[Element and region listings]
--*--

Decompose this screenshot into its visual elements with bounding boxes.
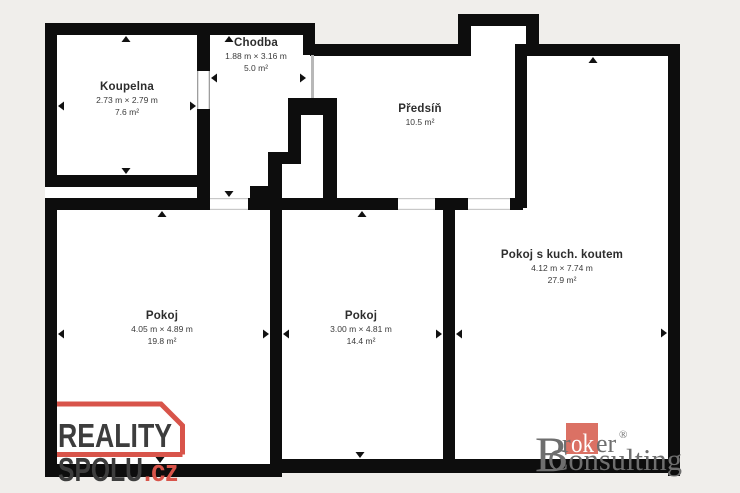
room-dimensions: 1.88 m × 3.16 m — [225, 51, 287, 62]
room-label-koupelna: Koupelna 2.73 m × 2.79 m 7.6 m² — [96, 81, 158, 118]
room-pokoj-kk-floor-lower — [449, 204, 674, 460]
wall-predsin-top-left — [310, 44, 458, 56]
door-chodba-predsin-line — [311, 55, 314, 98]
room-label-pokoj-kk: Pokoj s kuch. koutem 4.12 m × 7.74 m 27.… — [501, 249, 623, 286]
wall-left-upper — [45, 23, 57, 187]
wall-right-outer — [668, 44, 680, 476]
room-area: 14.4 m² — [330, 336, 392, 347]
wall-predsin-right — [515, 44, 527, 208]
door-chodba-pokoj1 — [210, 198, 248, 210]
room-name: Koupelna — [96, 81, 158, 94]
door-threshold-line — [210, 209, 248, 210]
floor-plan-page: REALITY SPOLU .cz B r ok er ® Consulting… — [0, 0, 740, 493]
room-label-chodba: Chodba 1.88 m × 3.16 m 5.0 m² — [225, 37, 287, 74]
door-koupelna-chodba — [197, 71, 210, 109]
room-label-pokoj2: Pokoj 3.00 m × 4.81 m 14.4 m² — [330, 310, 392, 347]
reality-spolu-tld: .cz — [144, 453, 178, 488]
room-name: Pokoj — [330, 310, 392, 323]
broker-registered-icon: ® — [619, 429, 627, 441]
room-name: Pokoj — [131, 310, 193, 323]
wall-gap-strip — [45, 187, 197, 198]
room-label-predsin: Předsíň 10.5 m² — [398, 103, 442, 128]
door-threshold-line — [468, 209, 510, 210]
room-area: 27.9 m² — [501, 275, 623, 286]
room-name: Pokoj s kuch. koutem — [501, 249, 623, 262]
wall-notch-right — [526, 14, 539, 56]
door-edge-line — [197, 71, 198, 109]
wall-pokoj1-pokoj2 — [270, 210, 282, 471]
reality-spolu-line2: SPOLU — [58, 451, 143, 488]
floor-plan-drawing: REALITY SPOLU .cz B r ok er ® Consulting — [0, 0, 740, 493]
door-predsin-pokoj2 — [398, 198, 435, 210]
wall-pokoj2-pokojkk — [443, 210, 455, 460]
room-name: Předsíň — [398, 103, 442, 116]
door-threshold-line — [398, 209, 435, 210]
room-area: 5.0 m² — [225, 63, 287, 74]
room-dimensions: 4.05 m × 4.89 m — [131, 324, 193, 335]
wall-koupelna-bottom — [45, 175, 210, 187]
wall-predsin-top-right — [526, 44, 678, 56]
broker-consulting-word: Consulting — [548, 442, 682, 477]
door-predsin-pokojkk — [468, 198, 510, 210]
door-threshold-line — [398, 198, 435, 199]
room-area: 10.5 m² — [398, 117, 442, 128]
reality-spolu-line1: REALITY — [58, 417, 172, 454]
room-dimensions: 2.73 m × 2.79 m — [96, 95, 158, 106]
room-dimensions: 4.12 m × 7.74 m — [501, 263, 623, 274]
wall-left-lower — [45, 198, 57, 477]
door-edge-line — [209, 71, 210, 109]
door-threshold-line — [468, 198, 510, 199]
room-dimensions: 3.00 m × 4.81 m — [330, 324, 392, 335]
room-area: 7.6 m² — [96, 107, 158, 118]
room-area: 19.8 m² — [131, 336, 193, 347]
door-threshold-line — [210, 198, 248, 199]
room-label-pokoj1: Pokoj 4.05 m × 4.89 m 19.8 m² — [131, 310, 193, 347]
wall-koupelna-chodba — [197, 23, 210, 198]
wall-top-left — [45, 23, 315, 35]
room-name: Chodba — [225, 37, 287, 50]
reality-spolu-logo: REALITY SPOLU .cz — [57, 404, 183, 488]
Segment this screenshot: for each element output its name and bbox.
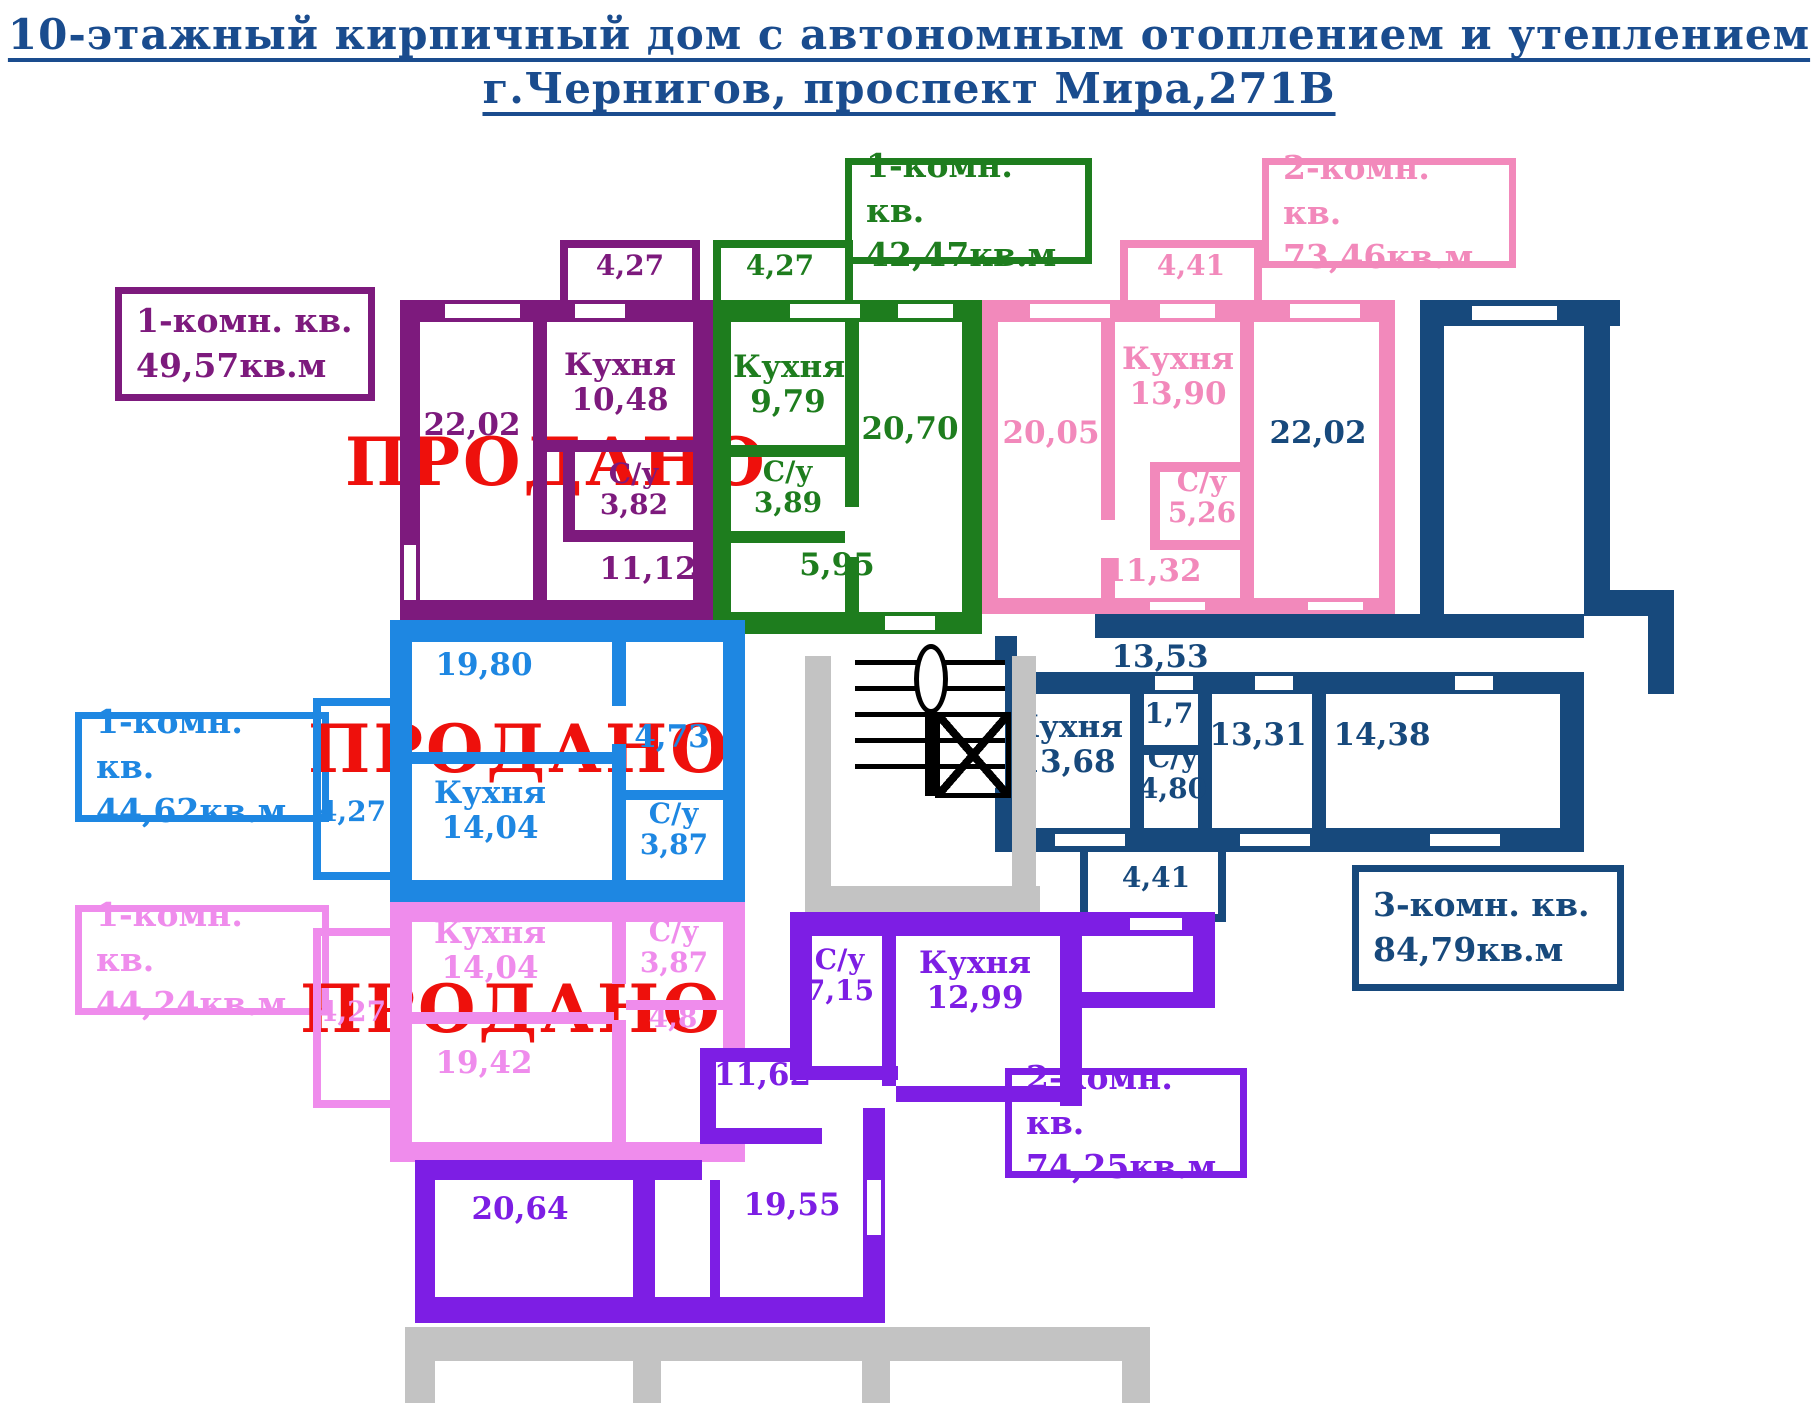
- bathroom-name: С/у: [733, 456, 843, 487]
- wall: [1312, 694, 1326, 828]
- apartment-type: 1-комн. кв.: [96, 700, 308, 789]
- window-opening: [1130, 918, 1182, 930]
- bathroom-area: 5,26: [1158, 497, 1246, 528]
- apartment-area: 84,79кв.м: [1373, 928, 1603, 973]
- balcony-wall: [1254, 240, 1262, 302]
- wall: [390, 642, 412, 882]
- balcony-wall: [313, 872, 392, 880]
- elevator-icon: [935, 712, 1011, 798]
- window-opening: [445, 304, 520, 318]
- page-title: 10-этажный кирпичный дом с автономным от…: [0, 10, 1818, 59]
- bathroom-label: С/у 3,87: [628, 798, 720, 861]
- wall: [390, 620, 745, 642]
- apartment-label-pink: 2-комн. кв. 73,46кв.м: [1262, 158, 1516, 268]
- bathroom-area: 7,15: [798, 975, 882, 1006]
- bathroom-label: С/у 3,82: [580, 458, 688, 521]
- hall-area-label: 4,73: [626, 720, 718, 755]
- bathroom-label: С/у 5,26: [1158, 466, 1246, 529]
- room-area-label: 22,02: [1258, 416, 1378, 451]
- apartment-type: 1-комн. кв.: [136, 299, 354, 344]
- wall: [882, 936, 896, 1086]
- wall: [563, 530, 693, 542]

--*--

PROBLEM:
Retype every line of each listing above word for word, leaving out the pictures.

EXERCISE RESPONSE:
Decompose this screenshot into its visual elements with bounding boxes.
room-dimensions: 1.88 m × 3.16 m — [225, 51, 287, 62]
room-label-koupelna: Koupelna 2.73 m × 2.79 m 7.6 m² — [96, 81, 158, 118]
room-pokoj-kk-floor-lower — [449, 204, 674, 460]
wall-predsin-top-left — [310, 44, 458, 56]
door-chodba-predsin-line — [311, 55, 314, 98]
room-label-pokoj-kk: Pokoj s kuch. koutem 4.12 m × 7.74 m 27.… — [501, 249, 623, 286]
wall-left-upper — [45, 23, 57, 187]
wall-right-outer — [668, 44, 680, 476]
room-area: 14.4 m² — [330, 336, 392, 347]
wall-predsin-right — [515, 44, 527, 208]
door-chodba-pokoj1 — [210, 198, 248, 210]
room-name: Koupelna — [96, 81, 158, 94]
door-threshold-line — [210, 209, 248, 210]
floor-plan-page: REALITY SPOLU .cz B r ok er ® Consulting… — [0, 0, 740, 493]
room-label-chodba: Chodba 1.88 m × 3.16 m 5.0 m² — [225, 37, 287, 74]
door-koupelna-chodba — [197, 71, 210, 109]
room-label-pokoj2: Pokoj 3.00 m × 4.81 m 14.4 m² — [330, 310, 392, 347]
reality-spolu-tld: .cz — [144, 453, 178, 488]
room-name: Pokoj — [330, 310, 392, 323]
broker-registered-icon: ® — [619, 429, 627, 441]
room-name: Pokoj — [131, 310, 193, 323]
wall-gap-strip — [45, 187, 197, 198]
room-label-predsin: Předsíň 10.5 m² — [398, 103, 442, 128]
door-threshold-line — [468, 209, 510, 210]
room-area: 27.9 m² — [501, 275, 623, 286]
room-name: Pokoj s kuch. koutem — [501, 249, 623, 262]
wall-notch-right — [526, 14, 539, 56]
door-edge-line — [197, 71, 198, 109]
wall-pokoj1-pokoj2 — [270, 210, 282, 471]
reality-spolu-line2: SPOLU — [58, 451, 143, 488]
floor-plan-drawing: REALITY SPOLU .cz B r ok er ® Consulting — [0, 0, 740, 493]
door-predsin-pokoj2 — [398, 198, 435, 210]
wall-pokoj2-pokojkk — [443, 210, 455, 460]
room-name: Předsíň — [398, 103, 442, 116]
door-threshold-line — [398, 209, 435, 210]
room-area: 5.0 m² — [225, 63, 287, 74]
room-dimensions: 4.05 m × 4.89 m — [131, 324, 193, 335]
wall-koupelna-bottom — [45, 175, 210, 187]
wall-predsin-top-right — [526, 44, 678, 56]
broker-consulting-word: Consulting — [548, 442, 682, 477]
door-predsin-pokojkk — [468, 198, 510, 210]
door-threshold-line — [398, 198, 435, 199]
room-area: 10.5 m² — [398, 117, 442, 128]
reality-spolu-line1: REALITY — [58, 417, 172, 454]
room-dimensions: 2.73 m × 2.79 m — [96, 95, 158, 106]
room-dimensions: 4.12 m × 7.74 m — [501, 263, 623, 274]
wall-left-lower — [45, 198, 57, 477]
door-edge-line — [209, 71, 210, 109]
door-threshold-line — [468, 198, 510, 199]
room-dimensions: 3.00 m × 4.81 m — [330, 324, 392, 335]
room-area: 7.6 m² — [96, 107, 158, 118]
room-area: 19.8 m² — [131, 336, 193, 347]
door-threshold-line — [210, 198, 248, 199]
room-label-pokoj1: Pokoj 4.05 m × 4.89 m 19.8 m² — [131, 310, 193, 347]
wall-koupelna-chodba — [197, 23, 210, 198]
wall-top-left — [45, 23, 315, 35]
room-name: Chodba — [225, 37, 287, 50]
reality-spolu-logo: REALITY SPOLU .cz — [57, 404, 183, 488]
Segment this screenshot: for each element output its name and bbox.
- bathroom-name: С/у: [733, 456, 843, 487]
- wall: [1312, 694, 1326, 828]
- apartment-type: 1-комн. кв.: [96, 700, 308, 789]
- window-opening: [1130, 918, 1182, 930]
- bathroom-area: 5,26: [1158, 497, 1246, 528]
- apartment-area: 84,79кв.м: [1373, 928, 1603, 973]
- balcony-wall: [1254, 240, 1262, 302]
- wall: [390, 642, 412, 882]
- balcony-wall: [313, 872, 392, 880]
- elevator-icon: [935, 712, 1011, 798]
- window-opening: [445, 304, 520, 318]
- page-title: 10-этажный кирпичный дом с автономным от…: [0, 10, 1818, 59]
- bathroom-label: С/у 3,87: [628, 798, 720, 861]
- wall: [390, 620, 745, 642]
- apartment-label-pink: 2-комн. кв. 73,46кв.м: [1262, 158, 1516, 268]
- bathroom-area: 7,15: [798, 975, 882, 1006]
- bathroom-label: С/у 3,82: [580, 458, 688, 521]
- hall-area-label: 4,73: [626, 720, 718, 755]
- bathroom-label: С/у 5,26: [1158, 466, 1246, 529]
- room-area-label: 22,02: [1258, 416, 1378, 451]
- apartment-type: 1-комн. кв.: [136, 299, 354, 344]
- wall: [882, 936, 896, 1086]
- wall: [563, 530, 693, 542]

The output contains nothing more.